### What is needed
Copy, in full, each line of the material that holds the word "doanh".

### Data
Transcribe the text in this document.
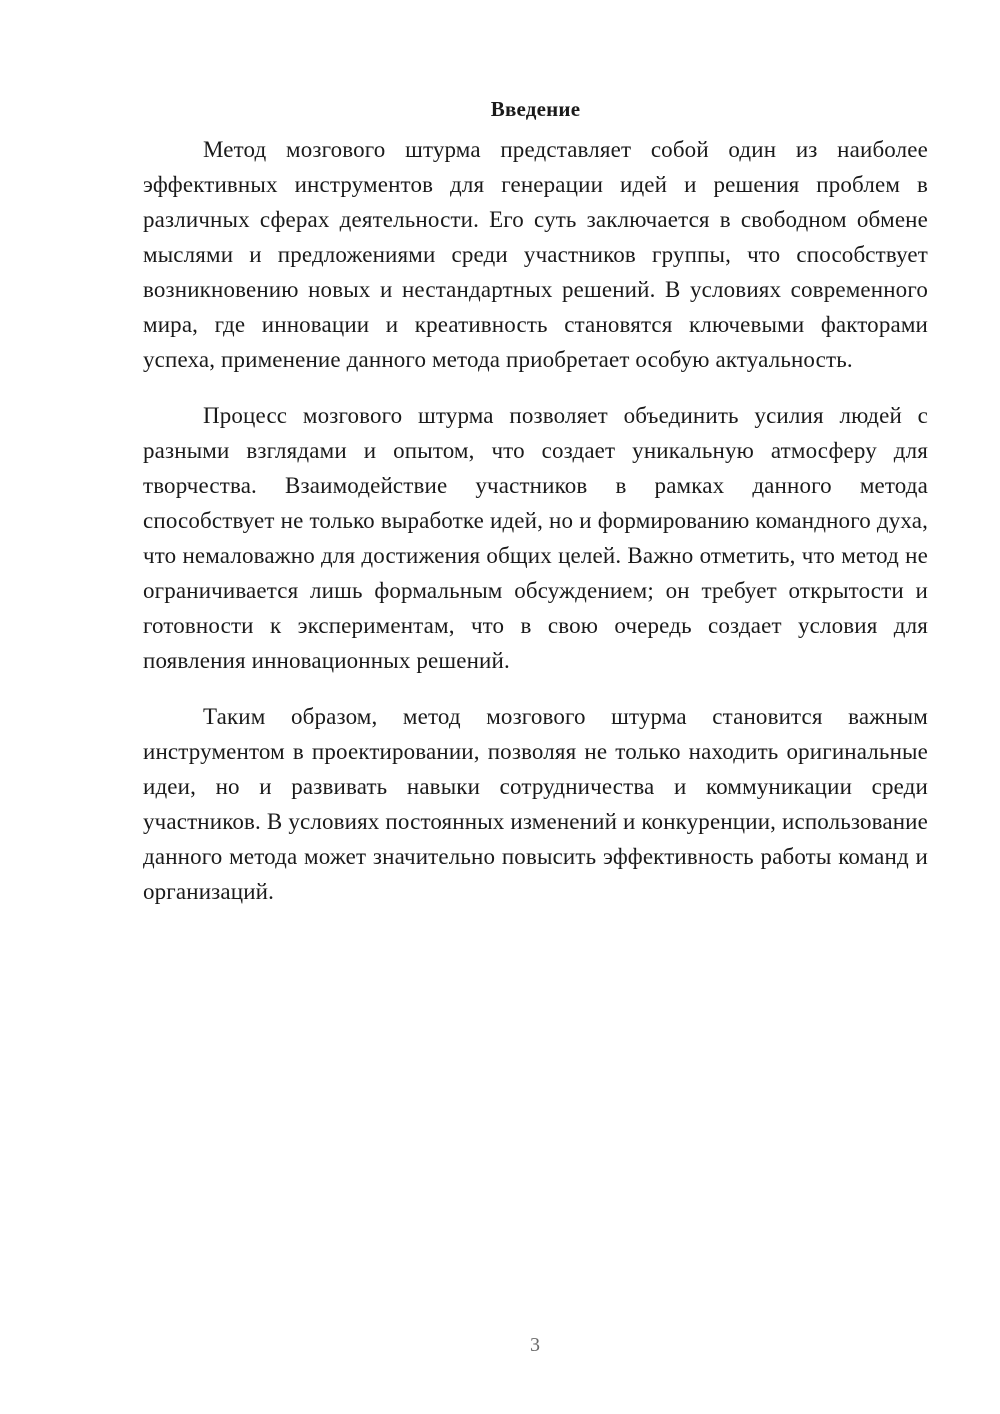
Введение

Метод мозгового штурма представляет собой один из наиболее эффективных инструментов для генерации идей и решения проблем в различных сферах деятельности. Его суть заключается в свободном обмене мыслями и предложениями среди участников группы, что способствует возникновению новых и нестандартных решений. В условиях современного мира, где инновации и креативность становятся ключевыми факторами успеха, применение данного метода приобретает особую актуальность.

Процесс мозгового штурма позволяет объединить усилия людей с разными взглядами и опытом, что создает уникальную атмосферу для творчества. Взаимодействие участников в рамках данного метода способствует не только выработке идей, но и формированию командного духа, что немаловажно для достижения общих целей. Важно отметить, что метод не ограничивается лишь формальным обсуждением; он требует открытости и готовности к экспериментам, что в свою очередь создает условия для появления инновационных решений.

Таким образом, метод мозгового штурма становится важным инструментом в проектировании, позволяя не только находить оригинальные идеи, но и развивать навыки сотрудничества и коммуникации среди участников. В условиях постоянных изменений и конкуренции, использование данного метода может значительно повысить эффективность работы команд и организаций.

3
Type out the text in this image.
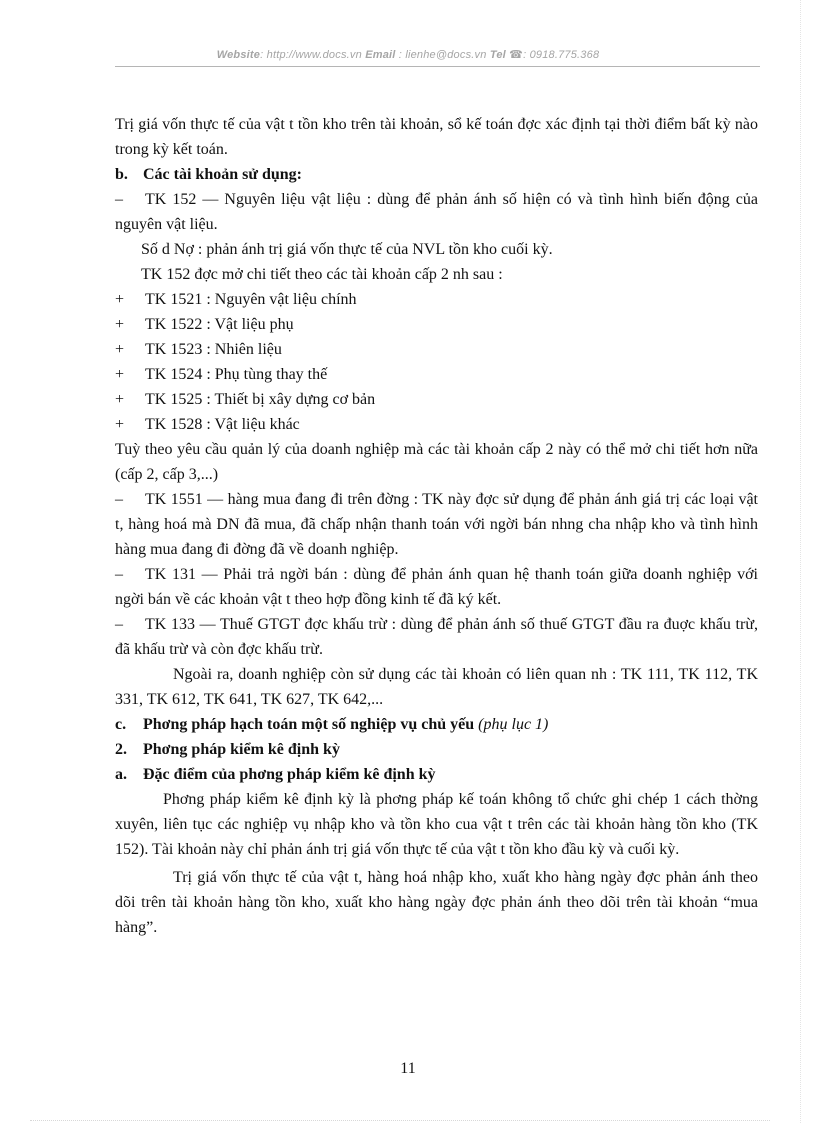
Website: http://www.docs.vn Email : lienhe@docs.vn Tel ☎: 0918.775.368

Trị giá vốn thực tế của vật t tồn kho trên tài khoản, sổ kế toán đợc xác định tại thời điểm bất kỳ nào trong kỳ kết toán.

b. Các tài khoản sử dụng:

– TK 152 — Nguyên liệu vật liệu : dùng để phản ánh số hiện có và tình hình biến động của nguyên vật liệu.

Số d Nợ : phản ánh trị giá vốn thực tế của NVL tồn kho cuối kỳ.

TK 152 đợc mở chi tiết theo các tài khoản cấp 2 nh sau :

+ TK 1521 : Nguyên vật liệu chính

+ TK 1522 : Vật liệu phụ

+ TK 1523 : Nhiên liệu

+ TK 1524 : Phụ tùng thay thế

+ TK 1525 : Thiết bị xây dựng cơ bản

+ TK 1528 : Vật liệu khác

Tuỳ theo yêu cầu quản lý của doanh nghiệp mà các tài khoản cấp 2 này có thể mở chi tiết hơn nữa (cấp 2, cấp 3,...)

– TK 1551 — hàng mua đang đi trên đờng : TK này đợc sử dụng để phản ánh giá trị các loại vật t, hàng hoá mà DN đã mua, đã chấp nhận thanh toán với ngời bán nhng cha nhập kho và tình hình hàng mua đang đi đờng đã về doanh nghiệp.

– TK 131 — Phải trả ngời bán : dùng để phản ánh quan hệ thanh toán giữa doanh nghiệp với ngời bán về các khoản vật t theo hợp đồng kinh tế đã ký kết.

– TK 133 — Thuế GTGT đợc khấu trừ : dùng để phản ánh số thuế GTGT đầu ra đuợc khấu trừ, đã khấu trừ và còn đợc khấu trừ.

Ngoài ra, doanh nghiệp còn sử dụng các tài khoản có liên quan nh : TK 111, TK 112, TK 331, TK 612, TK 641, TK 627, TK 642,...

c. Phơng pháp hạch toán một số nghiệp vụ chủ yếu (phụ lục 1)

2. Phơng pháp kiểm kê định kỳ

a. Đặc điểm của phơng pháp kiểm kê định kỳ

Phơng pháp kiểm kê định kỳ là phơng pháp kế toán không tổ chức ghi chép 1 cách thờng xuyên, liên tục các nghiệp vụ nhập kho và tồn kho cua vật t trên các tài khoản hàng tồn kho (TK 152). Tài khoản này chỉ phản ánh trị giá vốn thực tế của vật t tồn kho đầu kỳ và cuối kỳ.

Trị giá vốn thực tế của vật t, hàng hoá nhập kho, xuất kho hàng ngày đợc phản ánh theo dõi trên tài khoản hàng tồn kho, xuất kho hàng ngày đợc phản ánh theo dõi trên tài khoản “mua hàng”.

11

### Reply to the exercise
Tuỳ theo yêu cầu quản lý của doanh nghiệp mà các tài khoản cấp 2 này có thể mở chi tiết hơn nữa (cấp 2, cấp 3,...)
– TK 1551 — hàng mua đang đi trên đờng : TK này đợc sử dụng để phản ánh giá trị các loại vật t, hàng hoá mà DN đã mua, đã chấp nhận thanh toán với ngời bán nhng cha nhập kho và tình hình hàng mua đang đi đờng đã về doanh nghiệp.
– TK 131 — Phải trả ngời bán : dùng để phản ánh quan hệ thanh toán giữa doanh nghiệp với ngời bán về các khoản vật t theo hợp đồng kinh tế đã ký kết.
Ngoài ra, doanh nghiệp còn sử dụng các tài khoản có liên quan nh : TK 111, TK 112, TK 331, TK 612, TK 641, TK 627, TK 642,...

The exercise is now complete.